*What you will do*
Count every line of the listing where the string "年法律第" occurs, and reply with the count alone.

════

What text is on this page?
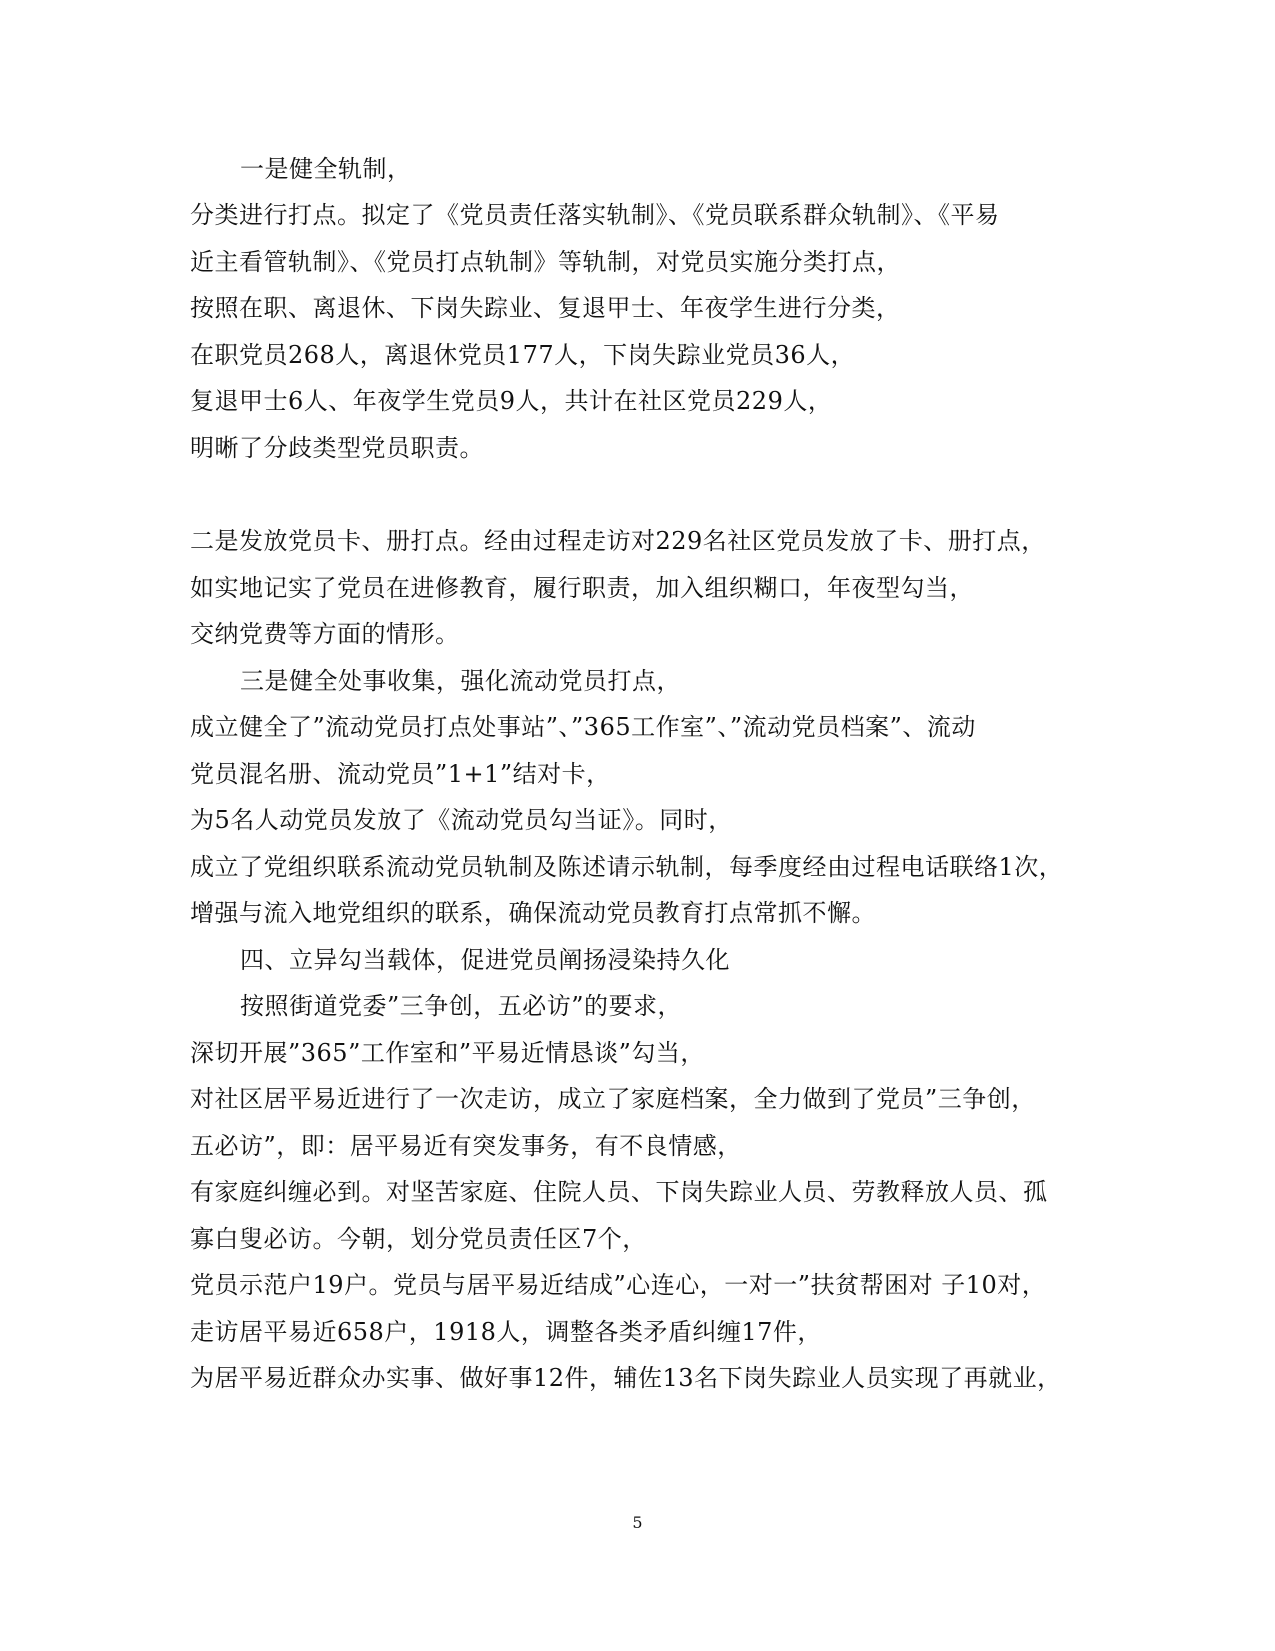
一是健全轨制，
分类进行打点。拟定了《党员责任落实轨制》、《党员联系群众轨制》、《平易
近主看管轨制》、《党员打点轨制》等轨制，对党员实施分类打点，
按照在职、离退休、下岗失踪业、复退甲士、年夜学生进行分类，
在职党员268人，离退休党员177人，下岗失踪业党员36人，
复退甲士6人、年夜学生党员9人，共计在社区党员229人，
明晰了分歧类型党员职责。
二是发放党员卡、册打点。经由过程走访对229名社区党员发放了卡、册打点，
如实地记实了党员在进修教育，履行职责，加入组织糊口，年夜型勾当，
交纳党费等方面的情形。
三是健全处事收集，强化流动党员打点，
成立健全了”流动党员打点处事站”、”365工作室”、”流动党员档案”、流动
党员混名册、流动党员”1+1”结对卡，
为5名人动党员发放了《流动党员勾当证》。同时，
成立了党组织联系流动党员轨制及陈述请示轨制，每季度经由过程电话联络1次，
增强与流入地党组织的联系，确保流动党员教育打点常抓不懈。
四、立异勾当载体，促进党员阐扬浸染持久化
按照街道党委”三争创，五必访”的要求，
深切开展”365”工作室和”平易近情恳谈”勾当，
对社区居平易近进行了一次走访，成立了家庭档案，全力做到了党员”三争创，
五必访”，即：居平易近有突发事务，有不良情感，
有家庭纠缠必到。对坚苦家庭、住院人员、下岗失踪业人员、劳教释放人员、孤
寡白叟必访。今朝，划分党员责任区7个，
党员示范户19户。党员与居平易近结成”心连心，一对一”扶贫帮困对 子10对，
走访居平易近658户，1918人，调整各类矛盾纠缠17件，
为居平易近群众办实事、做好事12件，辅佐13名下岗失踪业人员实现了再就业，
5
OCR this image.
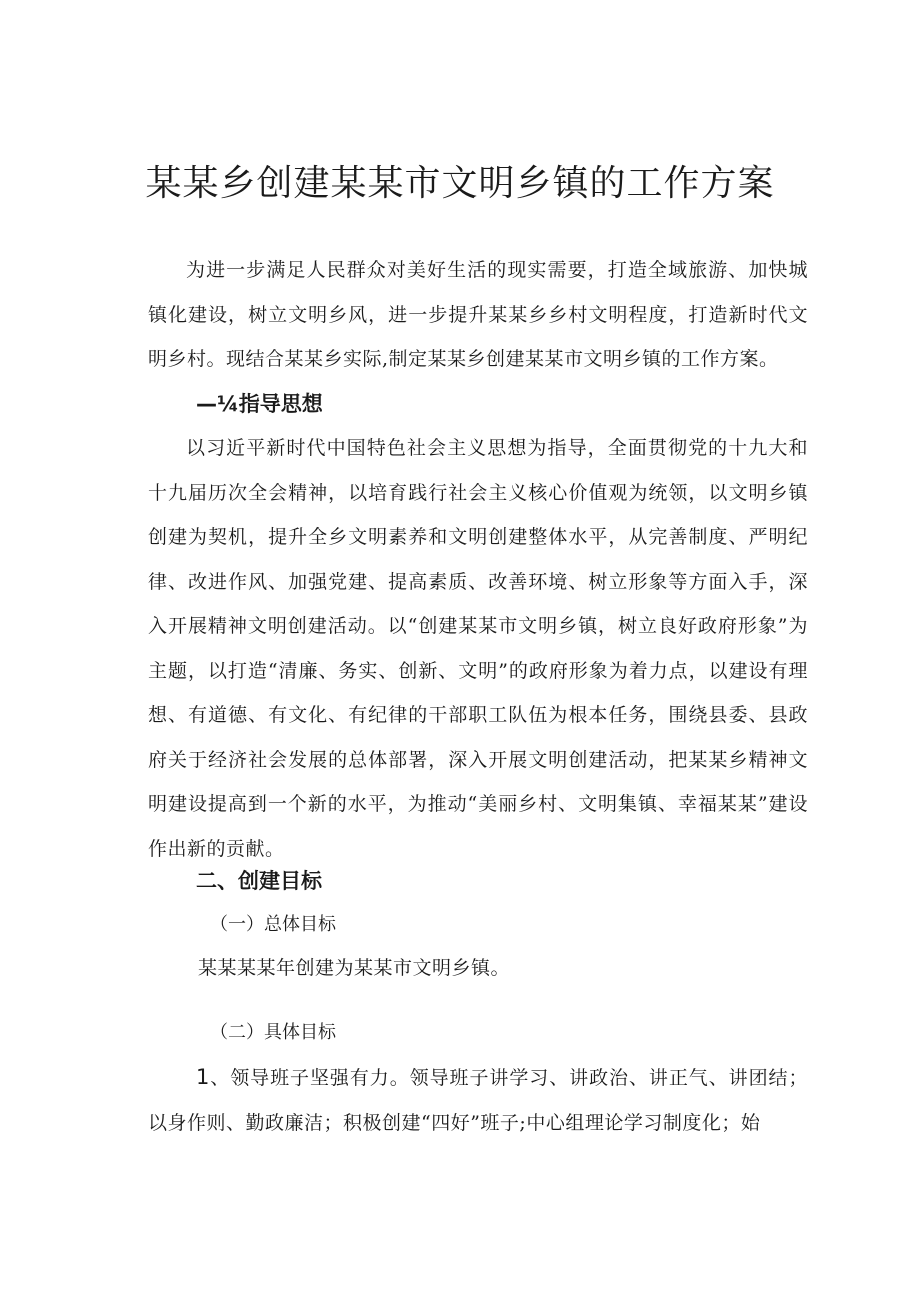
某某乡创建某某市文明乡镇的工作方案

为进一步满足人民群众对美好生活的现实需要，打造全域旅游、加快城镇化建设，树立文明乡风，进一步提升某某乡乡村文明程度，打造新时代文明乡村。现结合某某乡实际,制定某某乡创建某某市文明乡镇的工作方案。

—¼指导思想

以习近平新时代中国特色社会主义思想为指导，全面贯彻党的十九大和十九届历次全会精神，以培育践行社会主义核心价值观为统领，以文明乡镇创建为契机，提升全乡文明素养和文明创建整体水平，从完善制度、严明纪律、改进作风、加强党建、提高素质、改善环境、树立形象等方面入手，深入开展精神文明创建活动。以“创建某某市文明乡镇，树立良好政府形象”为主题，以打造“清廉、务实、创新、文明”的政府形象为着力点，以建设有理想、有道德、有文化、有纪律的干部职工队伍为根本任务，围绕县委、县政府关于经济社会发展的总体部署，深入开展文明创建活动，把某某乡精神文明建设提高到一个新的水平，为推动“美丽乡村、文明集镇、幸福某某”建设作出新的贡献。

二、创建目标
（一）总体目标

某某某某年创建为某某市文明乡镇。

（二）具体目标

1、领导班子坚强有力。领导班子讲学习、讲政治、讲正气、讲团结；以身作则、勤政廉洁；积极创建“四好”班子;中心组理论学习制度化；始
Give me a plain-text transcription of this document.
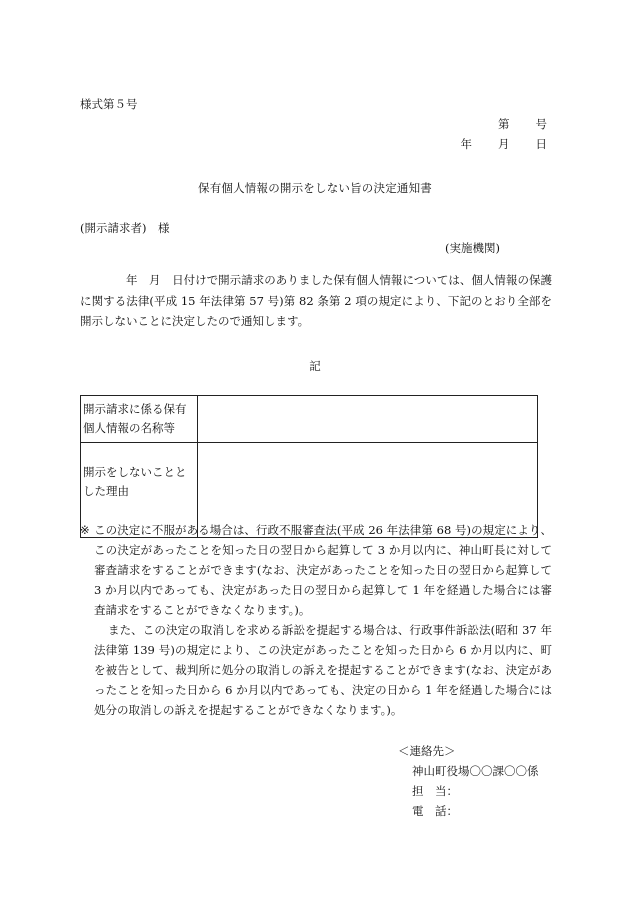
様式第５号
第 号
年 月 日
保有個人情報の開示をしない旨の決定通知書
(開示請求者)　様
(実施機関)
年　月　日付けで開示請求のありました保有個人情報については、個人情報の保護に関する法律(平成 15 年法律第 57 号)第 82 条第 2 項の規定により、下記のとおり全部を開示しないことに決定したので通知します。
記
開示請求に係る保有個人情報の名称等	
開示をしないこととした理由	
※ この決定に不服がある場合は、行政不服審査法(平成 26 年法律第 68 号)の規定により、この決定があったことを知った日の翌日から起算して 3 か月以内に、神山町長に対して審査請求をすることができます(なお、決定があったことを知った日の翌日から起算して 3 か月以内であっても、決定があった日の翌日から起算して 1 年を経過した場合には審査請求をすることができなくなります。)。
また、この決定の取消しを求める訴訟を提起する場合は、行政事件訴訟法(昭和 37 年法律第 139 号)の規定により、この決定があったことを知った日から 6 か月以内に、町を被告として、裁判所に処分の取消しの訴えを提起することができます(なお、決定があったことを知った日から 6 か月以内であっても、決定の日から 1 年を経過した場合には処分の取消しの訴えを提起することができなくなります。)。
＜連絡先＞
神山町役場〇〇課〇〇係
担　当：
電　話：
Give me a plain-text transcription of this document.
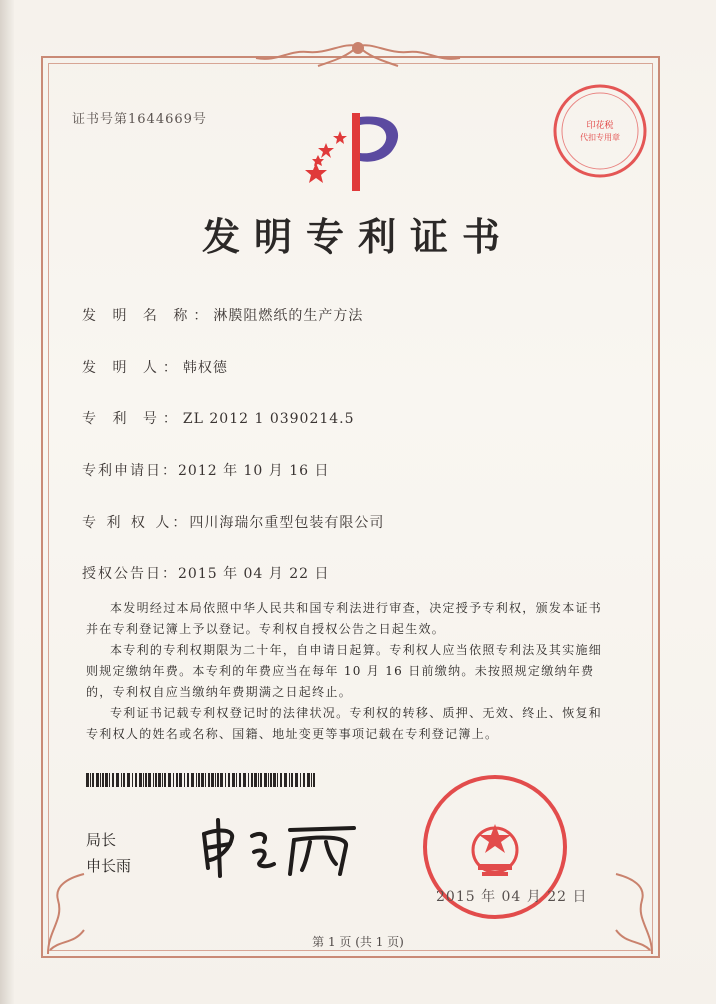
证书号第1644669号	印花税
代扣专用章
发明专利证书
发 明 名 称：淋膜阻燃纸的生产方法
发 明 人：韩权德
专 利 号：ZL 2012 1 0390214.5
专利申请日：2012 年 10 月 16 日
专 利 权 人：四川海瑞尔重型包装有限公司
授权公告日：2015 年 04 月 22 日

本发明经过本局依照中华人民共和国专利法进行审查，决定授予专利权，颁发本证书并在专利登记簿上予以登记。专利权自授权公告之日起生效。

本专利的专利权期限为二十年，自申请日起算。专利权人应当依照专利法及其实施细则规定缴纳年费。本专利的年费应当在每年 10 月 16 日前缴纳。未按照规定缴纳年费的，专利权自应当缴纳年费期满之日起终止。

专利证书记载专利权登记时的法律状况。专利权的转移、质押、无效、终止、恢复和专利权人的姓名或名称、国籍、地址变更等事项记载在专利登记簿上。

局长
申长雨
2015 年 04 月 22 日
第 1 页 (共 1 页)
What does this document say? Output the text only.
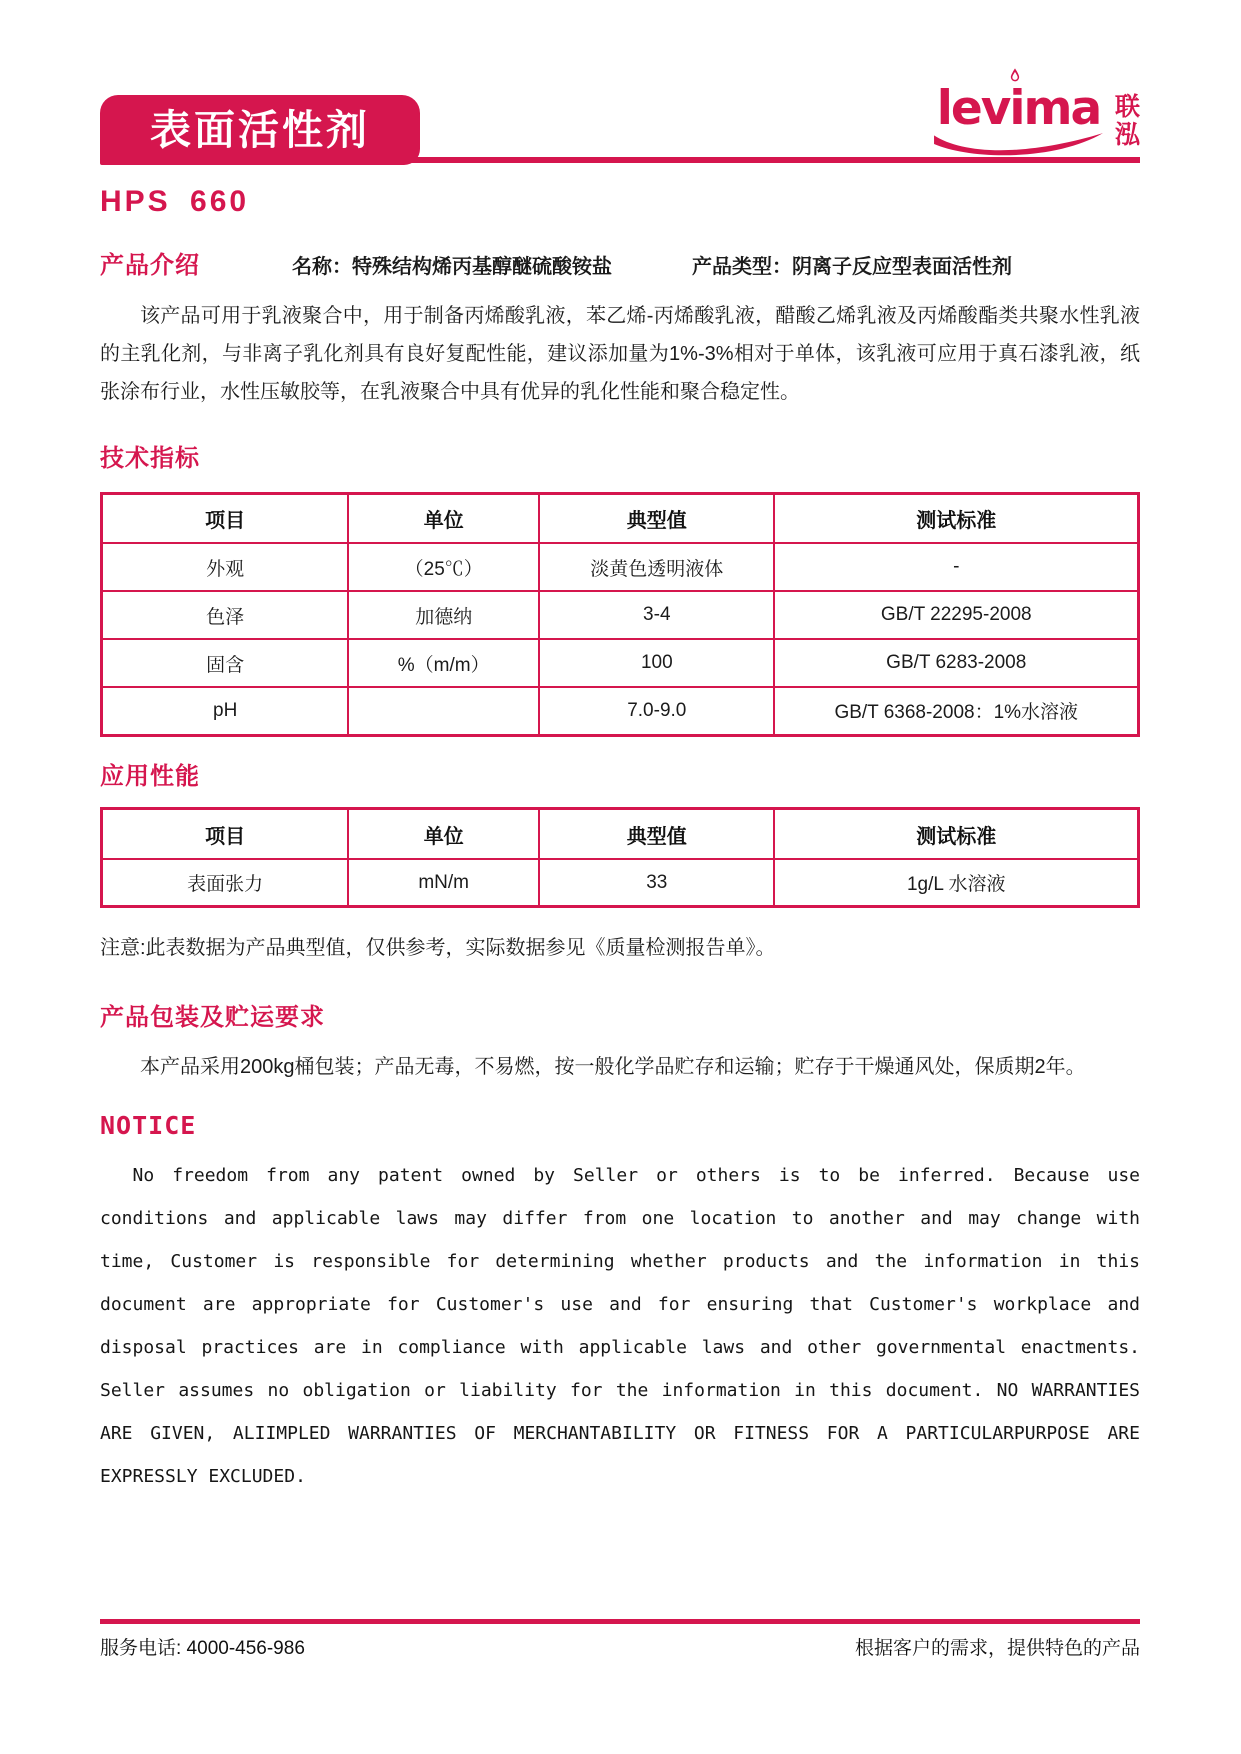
表面活性剂	levi
ma 联
泓
HPS 660
产品介绍	名称：特殊结构烯丙基醇醚硫酸铵盐	产品类型：阴离子反应型表面活性剂

该产品可用于乳液聚合中，用于制备丙烯酸乳液，苯乙烯-丙烯酸乳液，醋酸乙烯乳液及丙烯酸酯类共聚水性乳液的主乳化剂，与非离子乳化剂具有良好复配性能，建议添加量为1%-3%相对于单体，该乳液可应用于真石漆乳液，纸张涂布行业，水性压敏胶等，在乳液聚合中具有优异的乳化性能和聚合稳定性。

技术指标
项目	单位	典型值	测试标准
外观	（25℃）	淡黄色透明液体	-
色泽	加德纳	3-4	GB/T 22295-2008
固含	%（m/m）	100	GB/T 6283-2008
pH		7.0-9.0	GB/T 6368-2008：1%水溶液
应用性能
项目	单位	典型值	测试标准
表面张力	mN/m	33	1g/L 水溶液
注意:此表数据为产品典型值，仅供参考，实际数据参见《质量检测报告单》。
产品包装及贮运要求

本产品采用200kg桶包装；产品无毒，不易燃，按一般化学品贮存和运输；贮存于干燥通风处，保质期2年。

NOTICE

No freedom from any patent owned by Seller or others is to be inferred. Because use conditions and applicable laws may differ from one location to another and may change with time, Customer is responsible for determining whether products and the information in this document are appropriate for Customer's use and for ensuring that Customer's workplace and disposal practices are in compliance with applicable laws and other governmental enactments. Seller assumes no obligation or liability for the information in this document. NO WARRANTIES ARE GIVEN, ALIIMPLED WARRANTIES OF MERCHANTABILITY OR FITNESS FOR A PARTICULARPURPOSE ARE EXPRESSLY EXCLUDED.

服务电话: 4000-456-986	根据客户的需求，提供特色的产品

════

*Answer in full*
3